Return each line of the records with nothing changed, pictures excepted.
++++++
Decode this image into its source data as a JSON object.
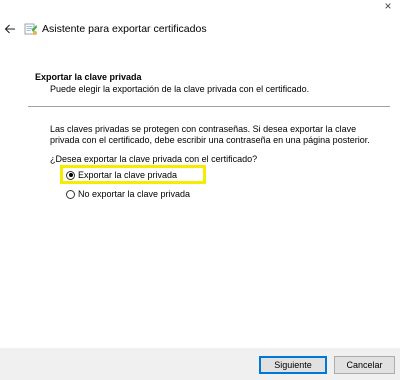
{
  "window": {
    "title": "Asistente para exportar certificados",
    "close_glyph": "×",
    "accent_color": "#0078d7",
    "highlight_color": "#f7ec00"
  },
  "header": {
    "title": "Exportar la clave privada",
    "description": "Puede elegir la exportación de la clave privada con el certificado."
  },
  "body": {
    "paragraph": "Las claves privadas se protegen con contraseñas. Si desea exportar la clave privada con el certificado, debe escribir una contraseña en una página posterior.",
    "question": "¿Desea exportar la clave privada con el certificado?",
    "options": [
      {
        "label": "Exportar la clave privada",
        "selected": true
      },
      {
        "label": "No exportar la clave privada",
        "selected": false
      }
    ]
  },
  "footer": {
    "next_label": "Siguiente",
    "cancel_label": "Cancelar"
  },
  "icons": {
    "back": "back-arrow-icon",
    "wizard": "certificate-wizard-icon",
    "close": "close-icon"
  }
}
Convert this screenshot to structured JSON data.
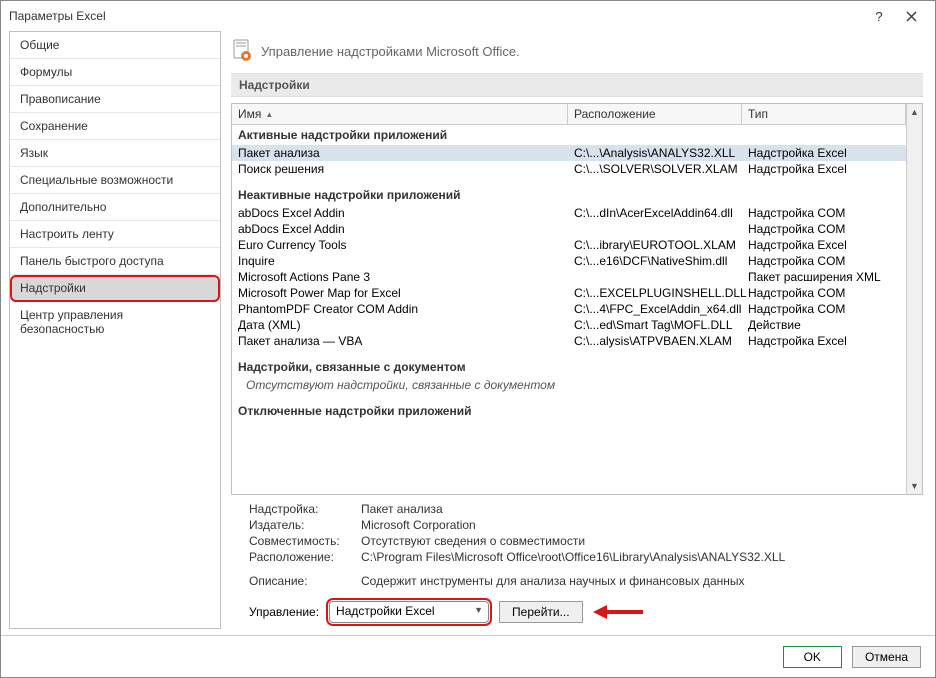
{
  "window": {
    "title": "Параметры Excel"
  },
  "sidebar": {
    "items": [
      "Общие",
      "Формулы",
      "Правописание",
      "Сохранение",
      "Язык",
      "Специальные возможности",
      "Дополнительно",
      "Настроить ленту",
      "Панель быстрого доступа",
      "Надстройки",
      "Центр управления безопасностью"
    ],
    "selected_index": 9
  },
  "heading": "Управление надстройками Microsoft Office.",
  "section_title": "Надстройки",
  "columns": {
    "name": "Имя",
    "location": "Расположение",
    "type": "Тип"
  },
  "groups": [
    {
      "title": "Активные надстройки приложений",
      "rows": [
        {
          "name": "Пакет анализа",
          "loc": "C:\\...\\Analysis\\ANALYS32.XLL",
          "type": "Надстройка Excel",
          "selected": true
        },
        {
          "name": "Поиск решения",
          "loc": "C:\\...\\SOLVER\\SOLVER.XLAM",
          "type": "Надстройка Excel"
        }
      ]
    },
    {
      "title": "Неактивные надстройки приложений",
      "rows": [
        {
          "name": "abDocs Excel Addin",
          "loc": "C:\\...dIn\\AcerExcelAddin64.dll",
          "type": "Надстройка COM"
        },
        {
          "name": "abDocs Excel Addin",
          "loc": "",
          "type": "Надстройка COM"
        },
        {
          "name": "Euro Currency Tools",
          "loc": "C:\\...ibrary\\EUROTOOL.XLAM",
          "type": "Надстройка Excel"
        },
        {
          "name": "Inquire",
          "loc": "C:\\...e16\\DCF\\NativeShim.dll",
          "type": "Надстройка COM"
        },
        {
          "name": "Microsoft Actions Pane 3",
          "loc": "",
          "type": "Пакет расширения XML"
        },
        {
          "name": "Microsoft Power Map for Excel",
          "loc": "C:\\...EXCELPLUGINSHELL.DLL",
          "type": "Надстройка COM"
        },
        {
          "name": "PhantomPDF Creator COM Addin",
          "loc": "C:\\...4\\FPC_ExcelAddin_x64.dll",
          "type": "Надстройка COM"
        },
        {
          "name": "Дата (XML)",
          "loc": "C:\\...ed\\Smart Tag\\MOFL.DLL",
          "type": "Действие"
        },
        {
          "name": "Пакет анализа — VBA",
          "loc": "C:\\...alysis\\ATPVBAEN.XLAM",
          "type": "Надстройка Excel"
        }
      ]
    },
    {
      "title": "Надстройки, связанные с документом",
      "empty_text": "Отсутствуют надстройки, связанные с документом",
      "rows": []
    },
    {
      "title": "Отключенные надстройки приложений",
      "rows": []
    }
  ],
  "details": {
    "labels": {
      "addin": "Надстройка:",
      "publisher": "Издатель:",
      "compat": "Совместимость:",
      "location": "Расположение:",
      "description": "Описание:"
    },
    "values": {
      "addin": "Пакет анализа",
      "publisher": "Microsoft Corporation",
      "compat": "Отсутствуют сведения о совместимости",
      "location": "C:\\Program Files\\Microsoft Office\\root\\Office16\\Library\\Analysis\\ANALYS32.XLL",
      "description": "Содержит инструменты для анализа научных и финансовых данных"
    }
  },
  "manage": {
    "label": "Управление:",
    "selected": "Надстройки Excel",
    "go": "Перейти..."
  },
  "footer": {
    "ok": "OK",
    "cancel": "Отмена"
  }
}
++++++
■ **Full answer**
Decode this image into its source data as a JSON object.
{
  "window": {
    "title": "Asistente para exportar certificados",
    "close_glyph": "×",
    "accent_color": "#0078d7",
    "highlight_color": "#f7ec00"
  },
  "header": {
    "title": "Exportar la clave privada",
    "description": "Puede elegir la exportación de la clave privada con el certificado."
  },
  "body": {
    "paragraph": "Las claves privadas se protegen con contraseñas. Si desea exportar la clave privada con el certificado, debe escribir una contraseña en una página posterior.",
    "question": "¿Desea exportar la clave privada con el certificado?",
    "options": [
      {
        "label": "Exportar la clave privada",
        "selected": true
      },
      {
        "label": "No exportar la clave privada",
        "selected": false
      }
    ]
  },
  "footer": {
    "next_label": "Siguiente",
    "cancel_label": "Cancelar"
  },
  "icons": {
    "back": "back-arrow-icon",
    "wizard": "certificate-wizard-icon",
    "close": "close-icon"
  }
}
Convert this screenshot to structured JSON data.
{
  "window": {
    "title": "Параметры Excel"
  },
  "sidebar": {
    "items": [
      "Общие",
      "Формулы",
      "Правописание",
      "Сохранение",
      "Язык",
      "Специальные возможности",
      "Дополнительно",
      "Настроить ленту",
      "Панель быстрого доступа",
      "Надстройки",
      "Центр управления безопасностью"
    ],
    "selected_index": 9
  },
  "heading": "Управление надстройками Microsoft Office.",
  "section_title": "Надстройки",
  "columns": {
    "name": "Имя",
    "location": "Расположение",
    "type": "Тип"
  },
  "groups": [
    {
      "title": "Активные надстройки приложений",
      "rows": [
        {
          "name": "Пакет анализа",
          "loc": "C:\\...\\Analysis\\ANALYS32.XLL",
          "type": "Надстройка Excel",
          "selected": true
        },
        {
          "name": "Поиск решения",
          "loc": "C:\\...\\SOLVER\\SOLVER.XLAM",
          "type": "Надстройка Excel"
        }
      ]
    },
    {
      "title": "Неактивные надстройки приложений",
      "rows": [
        {
          "name": "abDocs Excel Addin",
          "loc": "C:\\...dIn\\AcerExcelAddin64.dll",
          "type": "Надстройка COM"
        },
        {
          "name": "abDocs Excel Addin",
          "loc": "",
          "type": "Надстройка COM"
        },
        {
          "name": "Euro Currency Tools",
          "loc": "C:\\...ibrary\\EUROTOOL.XLAM",
          "type": "Надстройка Excel"
        },
        {
          "name": "Inquire",
          "loc": "C:\\...e16\\DCF\\NativeShim.dll",
          "type": "Надстройка COM"
        },
        {
          "name": "Microsoft Actions Pane 3",
          "loc": "",
          "type": "Пакет расширения XML"
        },
        {
          "name": "Microsoft Power Map for Excel",
          "loc": "C:\\...EXCELPLUGINSHELL.DLL",
          "type": "Надстройка COM"
        },
        {
          "name": "PhantomPDF Creator COM Addin",
          "loc": "C:\\...4\\FPC_ExcelAddin_x64.dll",
          "type": "Надстройка COM"
        },
        {
          "name": "Дата (XML)",
          "loc": "C:\\...ed\\Smart Tag\\MOFL.DLL",
          "type": "Действие"
        },
        {
          "name": "Пакет анализа — VBA",
          "loc": "C:\\...alysis\\ATPVBAEN.XLAM",
          "type": "Надстройка Excel"
        }
      ]
    },
    {
      "title": "Надстройки, связанные с документом",
      "empty_text": "Отсутствуют надстройки, связанные с документом",
      "rows": []
    },
    {
      "title": "Отключенные надстройки приложений",
      "rows": []
    }
  ],
  "details": {
    "labels": {
      "addin": "Надстройка:",
      "publisher": "Издатель:",
      "compat": "Совместимость:",
      "location": "Расположение:",
      "description": "Описание:"
    },
    "values": {
      "addin": "Пакет анализа",
      "publisher": "Microsoft Corporation",
      "compat": "Отсутствуют сведения о совместимости",
      "location": "C:\\Program Files\\Microsoft Office\\root\\Office16\\Library\\Analysis\\ANALYS32.XLL",
      "description": "Содержит инструменты для анализа научных и финансовых данных"
    }
  },
  "manage": {
    "label": "Управление:",
    "selected": "Надстройки Excel",
    "go": "Перейти..."
  },
  "footer": {
    "ok": "OK",
    "cancel": "Отмена"
  }
}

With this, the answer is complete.